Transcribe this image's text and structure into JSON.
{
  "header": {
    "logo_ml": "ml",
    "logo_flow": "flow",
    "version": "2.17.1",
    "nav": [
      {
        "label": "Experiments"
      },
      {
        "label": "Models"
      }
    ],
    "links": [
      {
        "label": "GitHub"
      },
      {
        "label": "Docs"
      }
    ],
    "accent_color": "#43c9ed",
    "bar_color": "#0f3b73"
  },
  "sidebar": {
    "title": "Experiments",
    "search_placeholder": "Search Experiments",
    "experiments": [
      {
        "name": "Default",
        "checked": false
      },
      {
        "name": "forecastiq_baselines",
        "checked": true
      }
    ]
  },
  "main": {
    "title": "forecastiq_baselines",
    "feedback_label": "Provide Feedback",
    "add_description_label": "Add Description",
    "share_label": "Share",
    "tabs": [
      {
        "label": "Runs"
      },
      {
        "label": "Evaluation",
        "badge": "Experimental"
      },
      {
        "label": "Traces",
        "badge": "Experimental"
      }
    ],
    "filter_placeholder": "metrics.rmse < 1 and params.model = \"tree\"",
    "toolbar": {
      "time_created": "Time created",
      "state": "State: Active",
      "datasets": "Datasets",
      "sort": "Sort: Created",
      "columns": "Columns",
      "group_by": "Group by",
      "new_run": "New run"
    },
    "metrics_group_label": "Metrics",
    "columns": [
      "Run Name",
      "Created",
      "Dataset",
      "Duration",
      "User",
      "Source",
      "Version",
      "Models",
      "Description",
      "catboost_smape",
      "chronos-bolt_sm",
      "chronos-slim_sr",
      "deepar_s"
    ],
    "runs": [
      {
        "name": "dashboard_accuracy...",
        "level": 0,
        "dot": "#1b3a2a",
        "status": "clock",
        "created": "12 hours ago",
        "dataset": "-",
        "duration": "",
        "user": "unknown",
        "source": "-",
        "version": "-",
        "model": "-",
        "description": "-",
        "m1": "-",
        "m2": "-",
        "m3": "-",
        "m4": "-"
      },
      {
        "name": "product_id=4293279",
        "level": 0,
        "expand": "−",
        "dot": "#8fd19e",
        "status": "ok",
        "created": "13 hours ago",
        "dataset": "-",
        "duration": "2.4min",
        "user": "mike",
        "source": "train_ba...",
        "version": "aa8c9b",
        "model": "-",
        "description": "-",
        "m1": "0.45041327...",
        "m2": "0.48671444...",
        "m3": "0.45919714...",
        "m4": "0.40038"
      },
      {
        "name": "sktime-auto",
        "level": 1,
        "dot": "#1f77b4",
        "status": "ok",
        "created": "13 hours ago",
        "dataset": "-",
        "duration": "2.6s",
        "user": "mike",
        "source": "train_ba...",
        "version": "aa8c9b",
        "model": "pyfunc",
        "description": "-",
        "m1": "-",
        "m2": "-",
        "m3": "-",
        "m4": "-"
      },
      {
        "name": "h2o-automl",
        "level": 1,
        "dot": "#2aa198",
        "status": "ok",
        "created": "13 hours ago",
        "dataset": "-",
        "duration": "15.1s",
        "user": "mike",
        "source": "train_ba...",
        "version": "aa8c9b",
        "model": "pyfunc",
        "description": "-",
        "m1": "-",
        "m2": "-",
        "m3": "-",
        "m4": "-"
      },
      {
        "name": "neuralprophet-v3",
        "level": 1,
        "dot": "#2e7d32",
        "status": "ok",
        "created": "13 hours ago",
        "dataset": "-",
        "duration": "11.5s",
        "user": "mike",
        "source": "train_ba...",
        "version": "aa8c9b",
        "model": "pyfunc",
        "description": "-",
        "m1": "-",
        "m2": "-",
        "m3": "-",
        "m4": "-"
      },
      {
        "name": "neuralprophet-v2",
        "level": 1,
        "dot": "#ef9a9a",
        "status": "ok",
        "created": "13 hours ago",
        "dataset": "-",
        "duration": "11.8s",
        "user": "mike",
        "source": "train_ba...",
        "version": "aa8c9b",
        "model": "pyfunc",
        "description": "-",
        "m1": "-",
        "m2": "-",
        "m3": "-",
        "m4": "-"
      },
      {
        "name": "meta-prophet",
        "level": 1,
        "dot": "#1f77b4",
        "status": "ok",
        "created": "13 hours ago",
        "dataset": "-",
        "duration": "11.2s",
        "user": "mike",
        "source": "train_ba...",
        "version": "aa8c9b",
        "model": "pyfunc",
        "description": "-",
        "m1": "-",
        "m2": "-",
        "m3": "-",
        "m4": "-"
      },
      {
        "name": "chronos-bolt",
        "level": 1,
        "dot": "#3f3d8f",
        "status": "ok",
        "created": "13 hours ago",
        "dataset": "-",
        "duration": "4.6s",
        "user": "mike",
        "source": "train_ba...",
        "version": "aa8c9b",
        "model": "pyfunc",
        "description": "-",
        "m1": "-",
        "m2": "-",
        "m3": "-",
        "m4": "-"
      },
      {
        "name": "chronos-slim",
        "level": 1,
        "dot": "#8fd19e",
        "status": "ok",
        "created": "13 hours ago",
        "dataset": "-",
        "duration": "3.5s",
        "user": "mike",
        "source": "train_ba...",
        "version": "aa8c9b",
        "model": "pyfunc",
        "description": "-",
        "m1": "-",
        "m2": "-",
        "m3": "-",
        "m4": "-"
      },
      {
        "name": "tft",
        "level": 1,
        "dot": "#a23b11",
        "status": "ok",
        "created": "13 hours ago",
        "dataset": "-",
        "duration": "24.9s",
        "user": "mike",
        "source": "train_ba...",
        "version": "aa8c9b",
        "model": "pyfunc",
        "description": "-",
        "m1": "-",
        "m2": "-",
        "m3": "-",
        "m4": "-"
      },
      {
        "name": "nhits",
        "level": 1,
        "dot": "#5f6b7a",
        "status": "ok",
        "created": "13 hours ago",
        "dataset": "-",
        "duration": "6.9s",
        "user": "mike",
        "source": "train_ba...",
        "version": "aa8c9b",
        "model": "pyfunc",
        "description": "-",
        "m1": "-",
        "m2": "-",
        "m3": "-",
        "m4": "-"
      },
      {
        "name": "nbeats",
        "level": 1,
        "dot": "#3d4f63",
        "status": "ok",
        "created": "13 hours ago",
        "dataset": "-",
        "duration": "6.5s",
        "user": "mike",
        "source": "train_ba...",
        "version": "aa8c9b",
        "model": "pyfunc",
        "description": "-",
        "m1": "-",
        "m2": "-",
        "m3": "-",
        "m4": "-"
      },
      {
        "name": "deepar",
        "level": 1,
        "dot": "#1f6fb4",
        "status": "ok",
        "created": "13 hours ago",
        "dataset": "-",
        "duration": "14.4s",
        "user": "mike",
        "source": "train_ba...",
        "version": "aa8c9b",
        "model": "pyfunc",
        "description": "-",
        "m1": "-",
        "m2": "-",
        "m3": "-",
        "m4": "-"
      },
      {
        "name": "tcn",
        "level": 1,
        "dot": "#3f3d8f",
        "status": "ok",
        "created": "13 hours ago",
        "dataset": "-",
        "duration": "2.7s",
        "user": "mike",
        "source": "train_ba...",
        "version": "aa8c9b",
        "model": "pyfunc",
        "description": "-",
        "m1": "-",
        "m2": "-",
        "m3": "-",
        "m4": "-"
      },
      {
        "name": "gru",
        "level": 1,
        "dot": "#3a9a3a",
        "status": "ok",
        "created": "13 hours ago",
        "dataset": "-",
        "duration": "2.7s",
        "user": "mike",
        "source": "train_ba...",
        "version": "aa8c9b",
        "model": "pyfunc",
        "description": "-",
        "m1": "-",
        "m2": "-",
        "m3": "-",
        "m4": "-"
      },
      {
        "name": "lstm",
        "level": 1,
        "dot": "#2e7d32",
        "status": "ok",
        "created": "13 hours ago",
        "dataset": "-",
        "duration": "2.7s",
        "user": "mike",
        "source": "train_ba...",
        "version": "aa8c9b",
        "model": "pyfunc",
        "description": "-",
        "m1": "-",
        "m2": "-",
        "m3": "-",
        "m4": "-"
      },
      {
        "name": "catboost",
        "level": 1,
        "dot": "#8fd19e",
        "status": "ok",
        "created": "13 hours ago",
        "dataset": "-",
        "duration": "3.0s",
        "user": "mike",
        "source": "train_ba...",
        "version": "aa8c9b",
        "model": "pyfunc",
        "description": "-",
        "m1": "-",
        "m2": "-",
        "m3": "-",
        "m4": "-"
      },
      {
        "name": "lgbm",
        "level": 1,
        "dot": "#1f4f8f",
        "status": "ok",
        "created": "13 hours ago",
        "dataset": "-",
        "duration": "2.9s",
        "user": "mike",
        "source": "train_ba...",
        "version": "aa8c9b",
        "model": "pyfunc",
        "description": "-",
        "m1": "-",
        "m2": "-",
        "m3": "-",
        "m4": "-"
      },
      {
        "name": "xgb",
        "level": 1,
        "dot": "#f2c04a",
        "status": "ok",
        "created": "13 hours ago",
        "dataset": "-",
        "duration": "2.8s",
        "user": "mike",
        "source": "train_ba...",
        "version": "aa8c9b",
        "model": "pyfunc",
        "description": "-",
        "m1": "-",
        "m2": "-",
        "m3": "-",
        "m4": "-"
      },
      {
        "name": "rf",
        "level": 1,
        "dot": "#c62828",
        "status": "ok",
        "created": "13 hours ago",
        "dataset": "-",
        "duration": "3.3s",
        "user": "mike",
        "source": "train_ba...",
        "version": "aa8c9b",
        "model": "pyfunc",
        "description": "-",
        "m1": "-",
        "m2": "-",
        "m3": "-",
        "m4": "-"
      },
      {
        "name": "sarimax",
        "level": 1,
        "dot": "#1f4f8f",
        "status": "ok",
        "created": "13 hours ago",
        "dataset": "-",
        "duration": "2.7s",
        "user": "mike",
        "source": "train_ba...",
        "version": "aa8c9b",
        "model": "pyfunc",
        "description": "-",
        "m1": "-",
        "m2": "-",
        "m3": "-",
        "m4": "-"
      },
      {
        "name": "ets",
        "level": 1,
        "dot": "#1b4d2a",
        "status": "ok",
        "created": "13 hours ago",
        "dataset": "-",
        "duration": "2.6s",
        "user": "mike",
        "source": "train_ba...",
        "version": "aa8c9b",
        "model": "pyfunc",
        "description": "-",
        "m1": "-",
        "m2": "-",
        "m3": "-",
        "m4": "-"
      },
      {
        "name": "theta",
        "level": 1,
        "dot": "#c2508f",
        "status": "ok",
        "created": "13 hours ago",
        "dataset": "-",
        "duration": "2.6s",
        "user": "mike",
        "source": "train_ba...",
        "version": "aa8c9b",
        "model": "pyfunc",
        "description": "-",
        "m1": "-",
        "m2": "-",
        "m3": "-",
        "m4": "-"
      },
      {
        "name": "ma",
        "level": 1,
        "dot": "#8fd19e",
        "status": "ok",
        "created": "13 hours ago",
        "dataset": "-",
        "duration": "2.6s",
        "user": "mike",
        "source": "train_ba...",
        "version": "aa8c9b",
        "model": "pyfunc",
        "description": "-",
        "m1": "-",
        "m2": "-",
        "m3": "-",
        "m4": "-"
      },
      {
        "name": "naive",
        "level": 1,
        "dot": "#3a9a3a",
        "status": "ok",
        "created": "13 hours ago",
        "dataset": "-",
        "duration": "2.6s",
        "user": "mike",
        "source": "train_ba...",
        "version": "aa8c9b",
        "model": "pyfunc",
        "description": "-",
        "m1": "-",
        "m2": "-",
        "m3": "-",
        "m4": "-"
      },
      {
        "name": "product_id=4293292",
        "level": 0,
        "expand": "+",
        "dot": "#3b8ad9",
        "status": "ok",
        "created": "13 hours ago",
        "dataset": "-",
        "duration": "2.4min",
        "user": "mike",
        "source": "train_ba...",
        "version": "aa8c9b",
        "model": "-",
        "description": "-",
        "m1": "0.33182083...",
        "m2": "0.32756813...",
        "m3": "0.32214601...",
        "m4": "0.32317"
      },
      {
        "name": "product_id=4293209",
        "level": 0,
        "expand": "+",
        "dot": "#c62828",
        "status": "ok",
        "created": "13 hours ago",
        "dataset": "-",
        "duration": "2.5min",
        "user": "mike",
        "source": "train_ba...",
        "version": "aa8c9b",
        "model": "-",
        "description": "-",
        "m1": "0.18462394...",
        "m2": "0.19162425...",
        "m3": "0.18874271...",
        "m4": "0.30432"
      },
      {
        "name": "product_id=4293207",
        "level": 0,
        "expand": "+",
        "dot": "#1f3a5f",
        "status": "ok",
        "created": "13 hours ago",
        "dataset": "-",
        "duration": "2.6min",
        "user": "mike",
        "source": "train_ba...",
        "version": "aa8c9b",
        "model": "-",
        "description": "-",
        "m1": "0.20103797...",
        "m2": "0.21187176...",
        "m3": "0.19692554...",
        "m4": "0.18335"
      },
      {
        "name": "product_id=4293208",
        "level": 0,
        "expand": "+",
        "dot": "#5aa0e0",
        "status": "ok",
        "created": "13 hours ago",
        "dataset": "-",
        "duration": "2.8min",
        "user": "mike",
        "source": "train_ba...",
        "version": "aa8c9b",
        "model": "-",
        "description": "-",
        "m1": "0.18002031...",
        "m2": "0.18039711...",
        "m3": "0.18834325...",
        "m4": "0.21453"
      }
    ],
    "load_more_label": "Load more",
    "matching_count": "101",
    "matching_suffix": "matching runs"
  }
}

☆ ☆ ☆

Search the data above for the string "neuralprophet" and copy each line that has it.

OUTPUT ::
        "name": "neuralprophet-v3",
        "name": "neuralprophet-v2",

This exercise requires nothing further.